▸ A run of records:
☆ ☆ ☆ ☆ ☆ ☆ ☆

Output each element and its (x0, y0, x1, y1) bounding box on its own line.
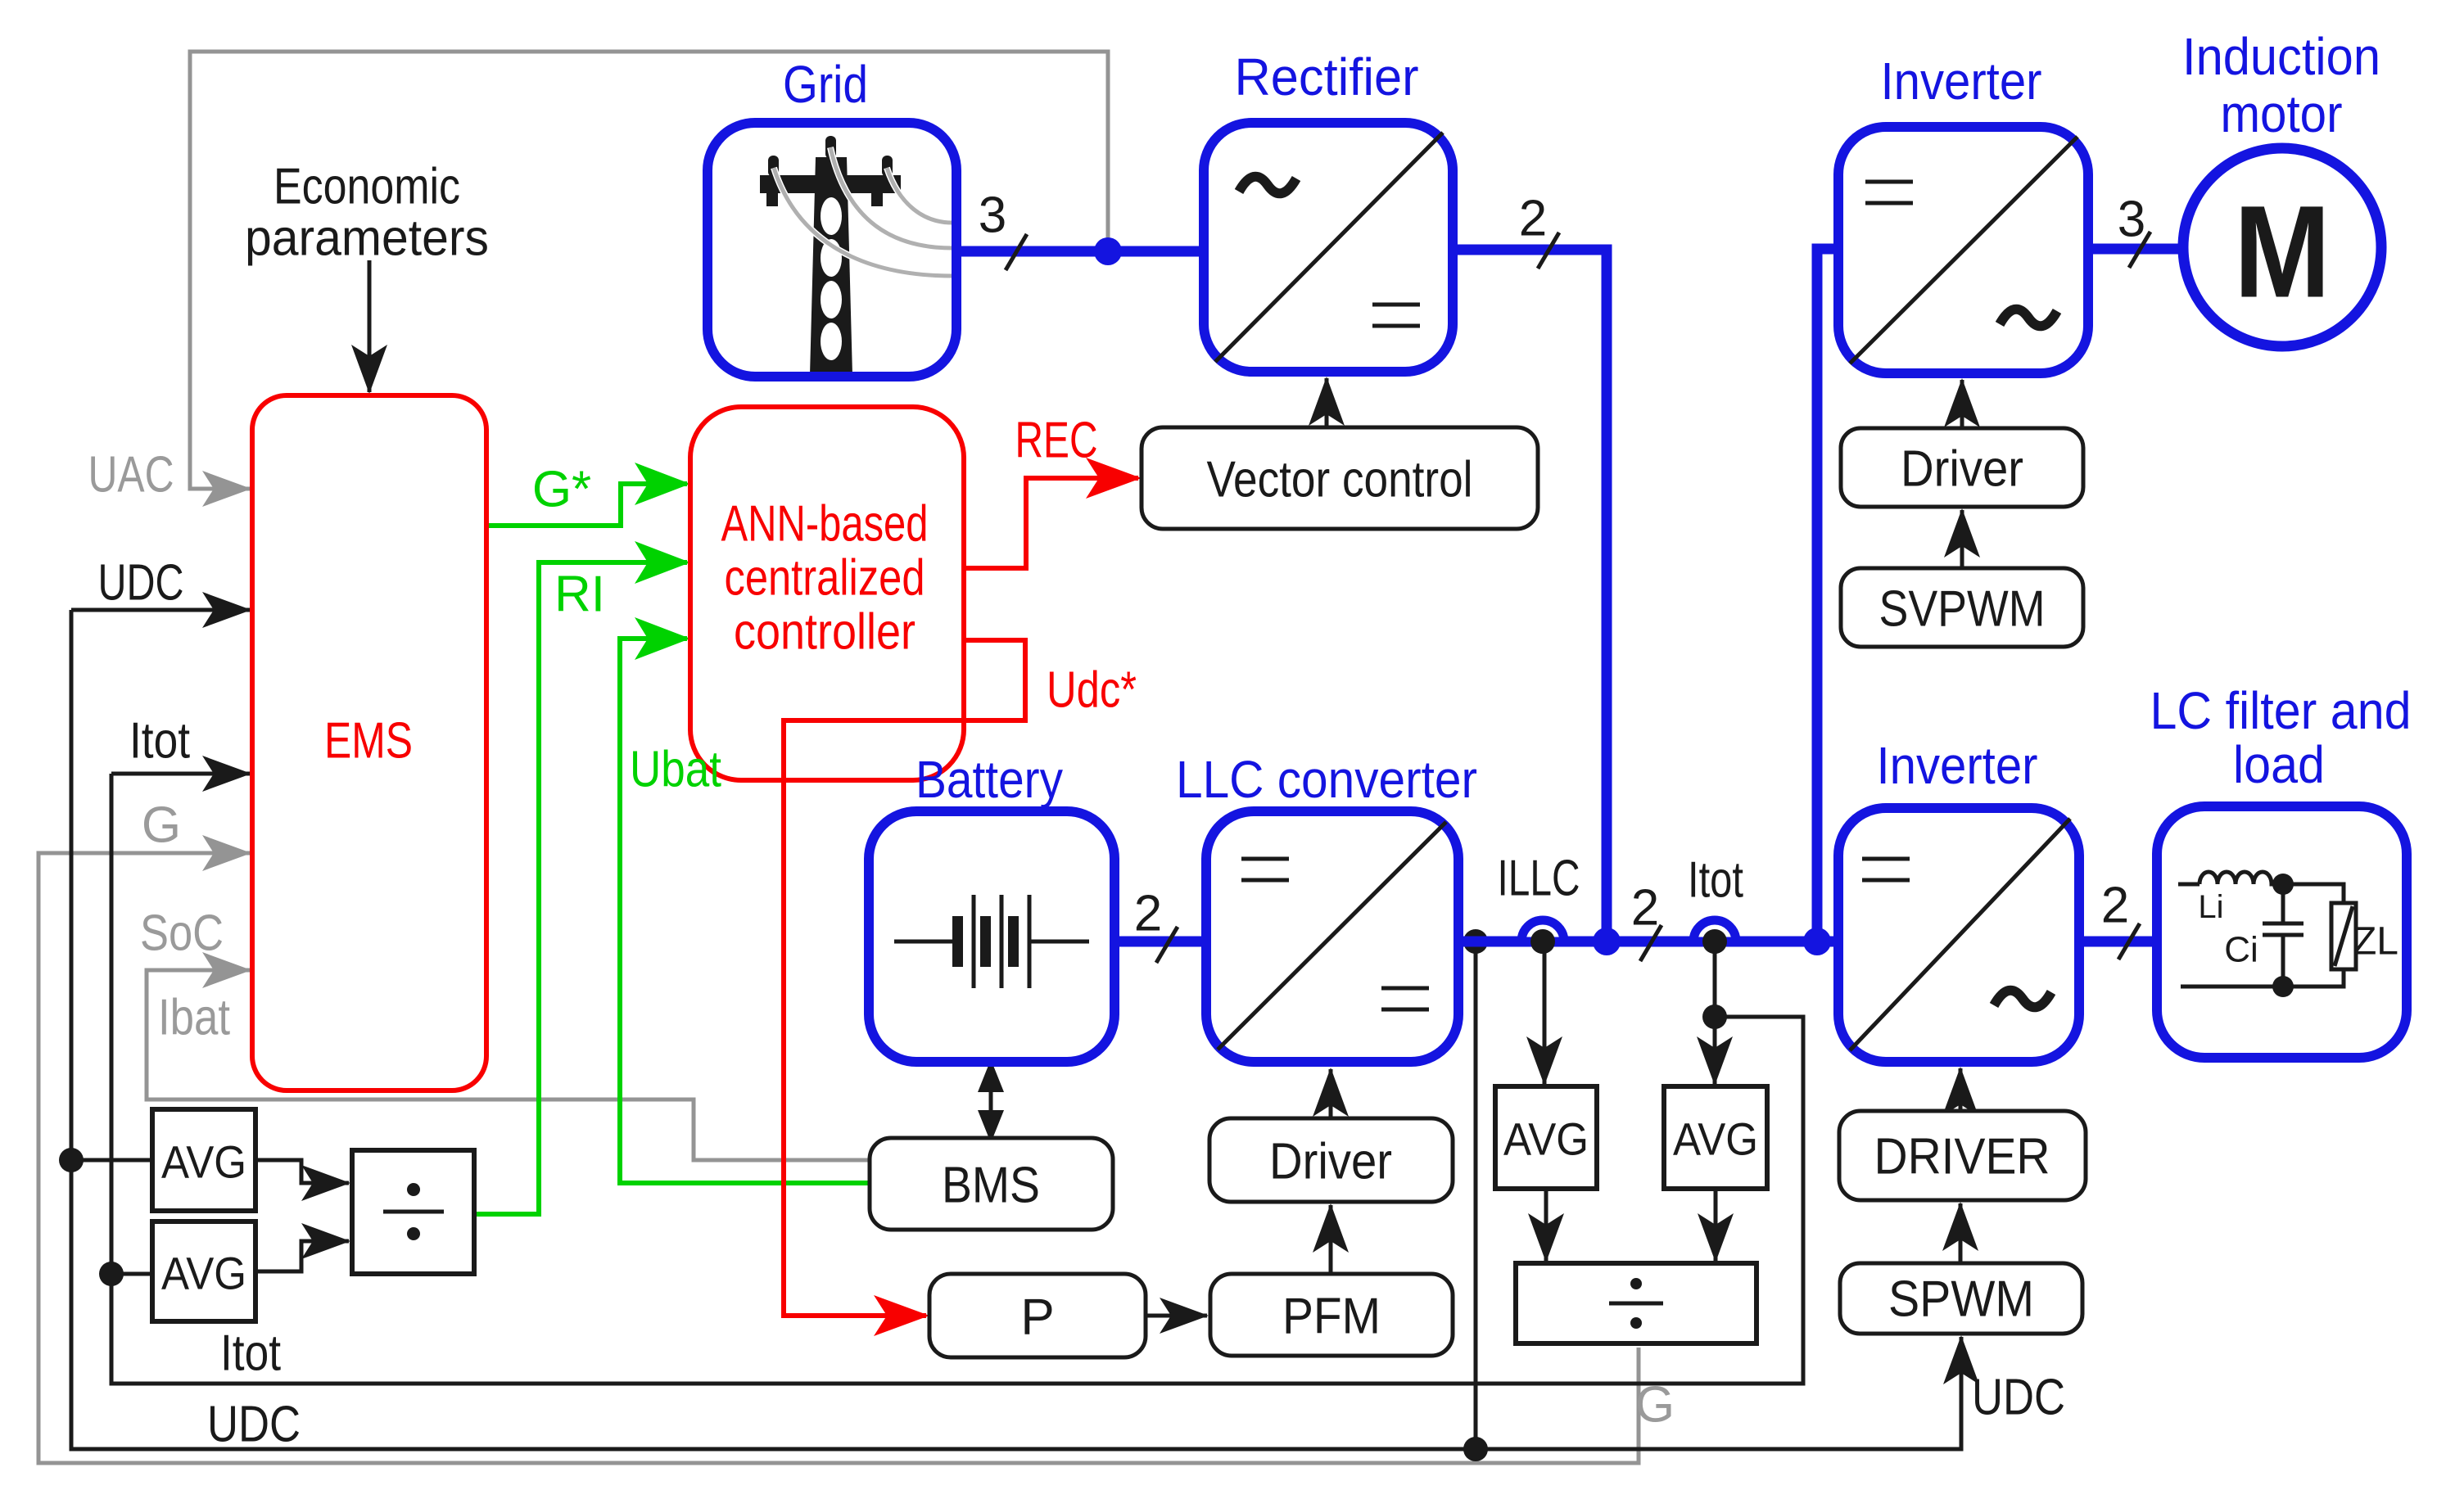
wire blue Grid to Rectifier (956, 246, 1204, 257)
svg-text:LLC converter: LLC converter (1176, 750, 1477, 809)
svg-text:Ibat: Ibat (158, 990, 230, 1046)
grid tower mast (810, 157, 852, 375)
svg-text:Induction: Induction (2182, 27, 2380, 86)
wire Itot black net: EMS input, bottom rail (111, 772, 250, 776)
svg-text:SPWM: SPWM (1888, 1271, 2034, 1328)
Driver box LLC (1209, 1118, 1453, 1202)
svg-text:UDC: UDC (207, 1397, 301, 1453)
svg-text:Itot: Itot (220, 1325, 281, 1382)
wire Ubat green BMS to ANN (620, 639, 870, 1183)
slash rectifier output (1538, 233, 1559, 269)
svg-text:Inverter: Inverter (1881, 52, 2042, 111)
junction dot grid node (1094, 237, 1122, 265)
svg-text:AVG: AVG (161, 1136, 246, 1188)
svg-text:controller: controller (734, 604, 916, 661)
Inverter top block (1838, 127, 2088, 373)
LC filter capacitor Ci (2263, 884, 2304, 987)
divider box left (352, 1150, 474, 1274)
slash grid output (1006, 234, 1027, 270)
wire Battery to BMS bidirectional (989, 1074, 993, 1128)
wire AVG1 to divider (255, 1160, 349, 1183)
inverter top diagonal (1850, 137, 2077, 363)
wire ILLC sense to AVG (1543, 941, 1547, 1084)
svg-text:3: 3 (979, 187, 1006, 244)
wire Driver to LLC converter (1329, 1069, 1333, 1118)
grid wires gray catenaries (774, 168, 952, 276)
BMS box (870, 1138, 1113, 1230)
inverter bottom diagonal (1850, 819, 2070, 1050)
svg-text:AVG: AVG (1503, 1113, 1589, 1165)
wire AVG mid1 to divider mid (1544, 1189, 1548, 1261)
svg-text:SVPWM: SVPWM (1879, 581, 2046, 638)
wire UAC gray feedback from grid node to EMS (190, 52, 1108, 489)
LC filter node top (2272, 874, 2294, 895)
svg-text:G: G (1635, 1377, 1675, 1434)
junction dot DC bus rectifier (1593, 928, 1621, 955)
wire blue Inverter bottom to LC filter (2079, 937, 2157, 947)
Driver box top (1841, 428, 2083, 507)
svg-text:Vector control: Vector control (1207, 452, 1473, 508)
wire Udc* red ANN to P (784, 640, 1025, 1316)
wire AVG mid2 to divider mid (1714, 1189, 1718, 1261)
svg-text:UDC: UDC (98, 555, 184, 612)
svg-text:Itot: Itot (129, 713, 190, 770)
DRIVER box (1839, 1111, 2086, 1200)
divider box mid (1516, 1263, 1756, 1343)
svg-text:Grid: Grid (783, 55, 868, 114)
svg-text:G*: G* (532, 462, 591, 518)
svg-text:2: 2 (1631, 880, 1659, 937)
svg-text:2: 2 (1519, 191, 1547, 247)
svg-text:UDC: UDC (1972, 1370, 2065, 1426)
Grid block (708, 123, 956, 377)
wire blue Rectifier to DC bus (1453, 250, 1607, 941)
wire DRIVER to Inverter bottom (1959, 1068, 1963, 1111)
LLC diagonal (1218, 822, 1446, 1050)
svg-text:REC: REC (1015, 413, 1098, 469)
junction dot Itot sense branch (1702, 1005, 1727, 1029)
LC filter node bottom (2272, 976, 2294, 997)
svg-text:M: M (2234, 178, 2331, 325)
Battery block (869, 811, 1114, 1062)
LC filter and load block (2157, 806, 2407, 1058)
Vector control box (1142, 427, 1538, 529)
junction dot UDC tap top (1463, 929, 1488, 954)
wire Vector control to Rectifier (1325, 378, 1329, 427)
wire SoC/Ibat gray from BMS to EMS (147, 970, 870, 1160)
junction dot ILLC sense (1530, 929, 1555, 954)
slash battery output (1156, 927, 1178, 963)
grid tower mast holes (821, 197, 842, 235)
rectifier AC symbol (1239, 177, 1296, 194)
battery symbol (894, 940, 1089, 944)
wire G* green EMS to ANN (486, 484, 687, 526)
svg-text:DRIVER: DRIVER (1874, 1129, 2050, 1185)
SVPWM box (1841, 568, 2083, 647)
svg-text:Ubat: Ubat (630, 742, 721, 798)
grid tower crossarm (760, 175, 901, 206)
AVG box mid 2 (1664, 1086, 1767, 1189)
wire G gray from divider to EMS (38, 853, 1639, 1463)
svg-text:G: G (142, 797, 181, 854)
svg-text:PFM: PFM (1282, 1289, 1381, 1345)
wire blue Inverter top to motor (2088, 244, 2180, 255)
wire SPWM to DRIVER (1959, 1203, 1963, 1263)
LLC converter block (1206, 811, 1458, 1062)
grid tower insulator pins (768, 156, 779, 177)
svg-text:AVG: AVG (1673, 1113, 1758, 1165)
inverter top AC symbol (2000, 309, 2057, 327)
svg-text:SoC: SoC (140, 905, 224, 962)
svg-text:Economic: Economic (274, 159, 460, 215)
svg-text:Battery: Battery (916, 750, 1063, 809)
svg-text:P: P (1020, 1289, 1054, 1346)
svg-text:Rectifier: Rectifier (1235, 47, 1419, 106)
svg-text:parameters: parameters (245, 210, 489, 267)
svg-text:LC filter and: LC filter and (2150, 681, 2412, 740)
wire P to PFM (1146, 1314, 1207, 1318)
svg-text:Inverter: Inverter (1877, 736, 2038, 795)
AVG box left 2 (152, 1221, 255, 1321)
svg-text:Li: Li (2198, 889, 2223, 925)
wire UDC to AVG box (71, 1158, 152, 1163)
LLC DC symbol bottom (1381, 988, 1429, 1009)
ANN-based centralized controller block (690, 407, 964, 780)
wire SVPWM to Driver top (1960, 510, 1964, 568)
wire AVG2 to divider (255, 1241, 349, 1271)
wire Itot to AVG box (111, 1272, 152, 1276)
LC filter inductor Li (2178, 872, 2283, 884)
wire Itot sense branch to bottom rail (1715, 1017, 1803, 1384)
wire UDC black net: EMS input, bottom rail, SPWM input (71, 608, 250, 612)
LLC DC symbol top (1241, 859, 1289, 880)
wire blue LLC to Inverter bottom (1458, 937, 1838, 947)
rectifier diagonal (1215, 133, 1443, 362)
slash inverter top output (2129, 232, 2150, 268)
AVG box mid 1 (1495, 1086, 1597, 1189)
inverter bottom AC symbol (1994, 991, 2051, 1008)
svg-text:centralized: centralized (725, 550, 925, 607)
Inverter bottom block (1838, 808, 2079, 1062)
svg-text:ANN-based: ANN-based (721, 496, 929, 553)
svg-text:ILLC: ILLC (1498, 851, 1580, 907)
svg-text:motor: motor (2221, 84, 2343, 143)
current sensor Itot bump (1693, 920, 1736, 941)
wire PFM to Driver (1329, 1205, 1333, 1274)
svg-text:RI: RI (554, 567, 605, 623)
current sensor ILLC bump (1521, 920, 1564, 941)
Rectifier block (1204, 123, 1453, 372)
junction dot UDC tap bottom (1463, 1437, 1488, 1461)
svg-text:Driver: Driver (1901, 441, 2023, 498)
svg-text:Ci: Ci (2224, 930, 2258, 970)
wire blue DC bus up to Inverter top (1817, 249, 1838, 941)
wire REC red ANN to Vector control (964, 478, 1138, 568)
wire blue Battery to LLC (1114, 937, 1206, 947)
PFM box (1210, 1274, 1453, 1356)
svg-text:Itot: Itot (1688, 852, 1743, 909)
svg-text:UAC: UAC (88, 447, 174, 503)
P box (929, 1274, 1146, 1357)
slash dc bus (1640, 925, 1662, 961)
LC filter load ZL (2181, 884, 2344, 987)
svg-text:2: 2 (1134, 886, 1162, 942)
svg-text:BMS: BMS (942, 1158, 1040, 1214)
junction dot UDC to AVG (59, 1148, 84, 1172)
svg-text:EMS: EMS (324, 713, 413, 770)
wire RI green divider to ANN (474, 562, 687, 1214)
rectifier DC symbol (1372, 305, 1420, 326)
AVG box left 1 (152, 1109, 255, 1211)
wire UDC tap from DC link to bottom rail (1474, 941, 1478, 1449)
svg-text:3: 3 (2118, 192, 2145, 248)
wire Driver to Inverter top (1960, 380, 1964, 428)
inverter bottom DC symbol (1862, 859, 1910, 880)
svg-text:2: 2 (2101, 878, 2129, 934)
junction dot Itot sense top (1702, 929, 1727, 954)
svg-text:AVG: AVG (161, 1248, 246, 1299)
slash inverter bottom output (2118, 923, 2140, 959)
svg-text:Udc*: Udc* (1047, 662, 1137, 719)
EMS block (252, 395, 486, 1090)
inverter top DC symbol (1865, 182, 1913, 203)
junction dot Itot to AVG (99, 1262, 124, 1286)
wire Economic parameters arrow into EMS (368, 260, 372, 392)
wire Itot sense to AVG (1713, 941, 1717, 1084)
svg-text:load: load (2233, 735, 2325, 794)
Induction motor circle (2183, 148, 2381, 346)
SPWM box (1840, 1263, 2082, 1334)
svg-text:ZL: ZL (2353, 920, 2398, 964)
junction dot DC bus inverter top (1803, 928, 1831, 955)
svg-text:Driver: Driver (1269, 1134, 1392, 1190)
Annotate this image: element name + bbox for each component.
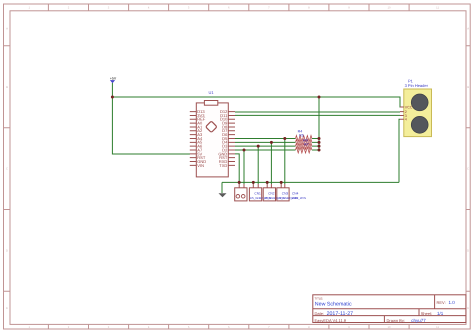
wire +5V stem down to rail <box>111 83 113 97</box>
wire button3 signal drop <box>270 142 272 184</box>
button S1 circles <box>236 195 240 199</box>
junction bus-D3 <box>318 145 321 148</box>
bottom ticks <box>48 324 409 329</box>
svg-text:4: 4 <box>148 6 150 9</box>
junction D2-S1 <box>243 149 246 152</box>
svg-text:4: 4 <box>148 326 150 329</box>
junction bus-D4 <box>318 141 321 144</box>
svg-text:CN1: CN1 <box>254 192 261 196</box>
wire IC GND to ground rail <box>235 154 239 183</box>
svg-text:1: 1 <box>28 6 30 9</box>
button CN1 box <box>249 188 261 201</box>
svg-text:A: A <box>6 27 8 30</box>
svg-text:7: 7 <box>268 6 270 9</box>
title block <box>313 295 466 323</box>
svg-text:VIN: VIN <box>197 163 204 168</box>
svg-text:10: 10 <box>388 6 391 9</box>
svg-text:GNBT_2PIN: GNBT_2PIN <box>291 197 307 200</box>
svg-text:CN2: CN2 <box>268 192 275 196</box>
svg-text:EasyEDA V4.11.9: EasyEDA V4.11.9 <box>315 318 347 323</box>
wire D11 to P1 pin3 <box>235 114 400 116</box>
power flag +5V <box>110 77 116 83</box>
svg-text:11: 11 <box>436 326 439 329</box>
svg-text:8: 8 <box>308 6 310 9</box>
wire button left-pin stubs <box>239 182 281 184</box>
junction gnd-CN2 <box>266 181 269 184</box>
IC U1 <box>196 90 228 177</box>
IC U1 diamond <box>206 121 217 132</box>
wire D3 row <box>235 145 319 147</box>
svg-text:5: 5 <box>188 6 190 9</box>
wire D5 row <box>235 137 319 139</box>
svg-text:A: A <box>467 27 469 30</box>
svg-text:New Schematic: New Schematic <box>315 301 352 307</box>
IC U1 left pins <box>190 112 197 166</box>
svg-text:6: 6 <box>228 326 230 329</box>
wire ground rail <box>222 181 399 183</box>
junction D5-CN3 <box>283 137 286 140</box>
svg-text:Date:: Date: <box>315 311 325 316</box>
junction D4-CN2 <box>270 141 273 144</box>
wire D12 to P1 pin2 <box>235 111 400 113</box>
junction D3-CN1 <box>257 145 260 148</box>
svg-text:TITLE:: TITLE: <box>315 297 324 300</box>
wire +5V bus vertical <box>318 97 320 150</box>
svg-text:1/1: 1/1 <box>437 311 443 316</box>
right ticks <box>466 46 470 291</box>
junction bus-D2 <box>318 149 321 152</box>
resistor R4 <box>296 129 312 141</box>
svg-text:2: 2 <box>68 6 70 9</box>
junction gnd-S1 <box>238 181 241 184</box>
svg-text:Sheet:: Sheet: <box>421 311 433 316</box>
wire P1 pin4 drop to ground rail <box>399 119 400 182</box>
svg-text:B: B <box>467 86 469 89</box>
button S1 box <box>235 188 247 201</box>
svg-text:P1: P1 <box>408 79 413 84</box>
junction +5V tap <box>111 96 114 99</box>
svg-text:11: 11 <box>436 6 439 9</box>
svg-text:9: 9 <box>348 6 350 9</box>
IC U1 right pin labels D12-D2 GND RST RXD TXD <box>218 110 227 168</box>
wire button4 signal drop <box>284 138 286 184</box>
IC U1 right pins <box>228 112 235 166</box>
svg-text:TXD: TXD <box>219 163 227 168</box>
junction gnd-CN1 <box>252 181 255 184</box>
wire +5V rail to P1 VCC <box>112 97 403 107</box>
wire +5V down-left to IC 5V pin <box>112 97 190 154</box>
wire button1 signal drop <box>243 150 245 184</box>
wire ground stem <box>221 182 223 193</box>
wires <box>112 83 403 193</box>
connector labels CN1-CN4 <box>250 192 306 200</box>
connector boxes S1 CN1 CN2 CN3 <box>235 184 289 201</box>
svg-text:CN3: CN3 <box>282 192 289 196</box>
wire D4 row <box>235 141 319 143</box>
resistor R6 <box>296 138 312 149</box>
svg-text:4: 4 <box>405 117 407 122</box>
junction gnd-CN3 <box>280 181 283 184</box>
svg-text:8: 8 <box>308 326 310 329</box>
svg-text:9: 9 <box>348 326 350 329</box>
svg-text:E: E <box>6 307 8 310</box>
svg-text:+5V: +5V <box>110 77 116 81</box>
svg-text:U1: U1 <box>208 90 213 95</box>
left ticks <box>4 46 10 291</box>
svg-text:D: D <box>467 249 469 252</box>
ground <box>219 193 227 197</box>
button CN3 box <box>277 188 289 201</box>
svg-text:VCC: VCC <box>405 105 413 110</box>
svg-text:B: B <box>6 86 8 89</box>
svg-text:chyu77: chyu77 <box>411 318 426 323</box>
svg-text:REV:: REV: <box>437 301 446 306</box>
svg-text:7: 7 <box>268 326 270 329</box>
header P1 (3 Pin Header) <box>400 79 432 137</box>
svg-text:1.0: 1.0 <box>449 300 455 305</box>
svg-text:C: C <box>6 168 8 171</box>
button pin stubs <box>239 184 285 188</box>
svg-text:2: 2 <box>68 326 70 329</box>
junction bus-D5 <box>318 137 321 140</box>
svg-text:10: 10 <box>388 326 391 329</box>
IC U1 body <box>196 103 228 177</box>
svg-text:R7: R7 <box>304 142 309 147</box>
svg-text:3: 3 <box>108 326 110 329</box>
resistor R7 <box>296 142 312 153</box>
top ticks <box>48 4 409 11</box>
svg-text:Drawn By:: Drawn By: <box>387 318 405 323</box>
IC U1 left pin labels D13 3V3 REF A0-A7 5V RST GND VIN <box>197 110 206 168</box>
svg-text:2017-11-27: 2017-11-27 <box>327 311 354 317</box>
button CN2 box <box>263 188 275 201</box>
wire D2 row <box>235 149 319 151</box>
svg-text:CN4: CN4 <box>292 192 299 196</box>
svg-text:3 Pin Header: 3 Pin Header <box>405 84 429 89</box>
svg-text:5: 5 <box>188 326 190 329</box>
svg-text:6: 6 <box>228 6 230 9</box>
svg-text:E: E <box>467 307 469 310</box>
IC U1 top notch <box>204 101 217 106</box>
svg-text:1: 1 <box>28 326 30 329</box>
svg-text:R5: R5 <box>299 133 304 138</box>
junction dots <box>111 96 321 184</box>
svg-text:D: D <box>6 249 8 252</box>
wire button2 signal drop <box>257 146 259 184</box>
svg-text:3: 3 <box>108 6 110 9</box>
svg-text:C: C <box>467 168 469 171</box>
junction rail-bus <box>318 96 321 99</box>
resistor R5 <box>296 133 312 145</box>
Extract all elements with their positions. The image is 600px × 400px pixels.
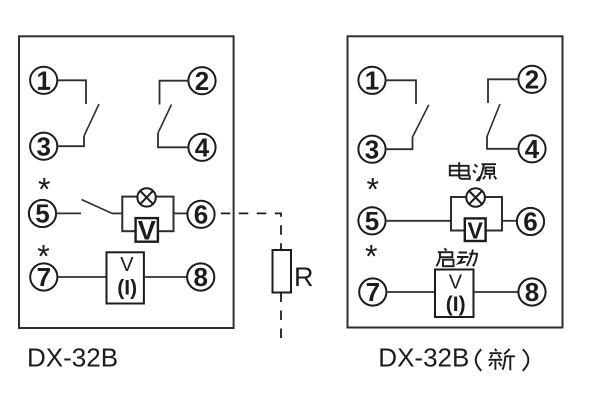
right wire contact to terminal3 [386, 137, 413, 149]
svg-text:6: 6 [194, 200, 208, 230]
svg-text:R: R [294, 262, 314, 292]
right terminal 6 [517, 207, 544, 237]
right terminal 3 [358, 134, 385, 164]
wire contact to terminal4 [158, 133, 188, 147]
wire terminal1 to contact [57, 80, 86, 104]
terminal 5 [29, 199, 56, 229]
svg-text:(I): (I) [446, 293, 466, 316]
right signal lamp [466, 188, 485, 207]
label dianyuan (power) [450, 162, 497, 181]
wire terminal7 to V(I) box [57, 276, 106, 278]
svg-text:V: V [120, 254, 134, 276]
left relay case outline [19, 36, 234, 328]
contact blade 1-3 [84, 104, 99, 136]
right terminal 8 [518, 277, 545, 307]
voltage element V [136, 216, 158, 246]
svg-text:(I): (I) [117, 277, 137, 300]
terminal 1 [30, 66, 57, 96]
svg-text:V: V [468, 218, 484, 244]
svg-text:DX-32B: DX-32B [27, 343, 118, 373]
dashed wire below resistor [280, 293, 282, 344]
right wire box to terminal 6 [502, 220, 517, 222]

☆ ☆ ☆ ☆ ☆ ☆ ☆

▸ Problem description:
Quote the lines above exactly, starting at the line that contains "wire +5V stem" and ending at the line that contains "svg-text:1: 1 <box>28 6 30 9</box>".

▸ Exercise output:
wire +5V stem down to rail <box>111 83 113 97</box>
wire button3 signal drop <box>270 142 272 184</box>
button S1 circles <box>236 195 240 199</box>
junction bus-D3 <box>318 145 321 148</box>
bottom ticks <box>48 324 409 329</box>
svg-text:4: 4 <box>148 6 150 9</box>
junction D2-S1 <box>243 149 246 152</box>
svg-text:4: 4 <box>148 326 150 329</box>
junction bus-D4 <box>318 141 321 144</box>
svg-text:CN1: CN1 <box>254 192 261 196</box>
wire IC GND to ground rail <box>235 154 239 183</box>
svg-text:1: 1 <box>28 6 30 9</box>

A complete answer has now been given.